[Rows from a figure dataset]

* START *

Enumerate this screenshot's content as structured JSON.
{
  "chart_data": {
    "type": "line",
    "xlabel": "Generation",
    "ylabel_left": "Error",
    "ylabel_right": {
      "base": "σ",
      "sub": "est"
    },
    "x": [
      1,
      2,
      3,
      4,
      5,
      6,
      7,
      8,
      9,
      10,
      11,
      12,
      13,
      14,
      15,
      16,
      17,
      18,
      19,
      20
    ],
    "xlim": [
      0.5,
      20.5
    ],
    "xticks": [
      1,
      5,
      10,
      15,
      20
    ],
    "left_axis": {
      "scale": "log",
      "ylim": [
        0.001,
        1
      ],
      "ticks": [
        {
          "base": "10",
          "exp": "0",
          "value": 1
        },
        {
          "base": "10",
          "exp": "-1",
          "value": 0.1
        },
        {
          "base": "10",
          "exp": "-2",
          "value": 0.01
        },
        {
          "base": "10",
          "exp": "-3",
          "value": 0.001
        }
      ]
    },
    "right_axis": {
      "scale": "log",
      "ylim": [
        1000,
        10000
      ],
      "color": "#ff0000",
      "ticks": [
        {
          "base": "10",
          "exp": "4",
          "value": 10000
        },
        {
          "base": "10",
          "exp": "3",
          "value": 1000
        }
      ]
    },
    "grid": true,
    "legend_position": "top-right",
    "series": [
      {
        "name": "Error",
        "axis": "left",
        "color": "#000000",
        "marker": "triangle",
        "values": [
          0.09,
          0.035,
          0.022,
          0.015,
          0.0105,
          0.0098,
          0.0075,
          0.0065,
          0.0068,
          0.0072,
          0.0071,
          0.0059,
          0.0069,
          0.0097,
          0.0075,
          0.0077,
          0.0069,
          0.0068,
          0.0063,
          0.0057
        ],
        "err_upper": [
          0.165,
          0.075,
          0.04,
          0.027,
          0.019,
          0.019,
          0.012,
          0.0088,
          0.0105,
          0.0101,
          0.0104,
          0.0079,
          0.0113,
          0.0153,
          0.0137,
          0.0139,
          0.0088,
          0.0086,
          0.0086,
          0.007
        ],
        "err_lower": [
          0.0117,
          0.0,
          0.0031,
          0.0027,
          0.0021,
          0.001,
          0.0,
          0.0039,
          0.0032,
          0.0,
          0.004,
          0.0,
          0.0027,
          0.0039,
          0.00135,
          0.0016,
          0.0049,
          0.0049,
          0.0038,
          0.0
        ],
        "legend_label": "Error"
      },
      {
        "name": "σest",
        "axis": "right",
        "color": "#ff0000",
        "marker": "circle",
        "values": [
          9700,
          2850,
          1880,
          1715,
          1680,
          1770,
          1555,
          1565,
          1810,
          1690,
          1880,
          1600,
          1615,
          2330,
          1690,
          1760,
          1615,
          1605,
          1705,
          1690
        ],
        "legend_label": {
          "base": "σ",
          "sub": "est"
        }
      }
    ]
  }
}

* END *

-- PROBLEM DETAILS --
Tell how many lines of the material above hold "Error", answering with a bare number.

-- REPLY --
3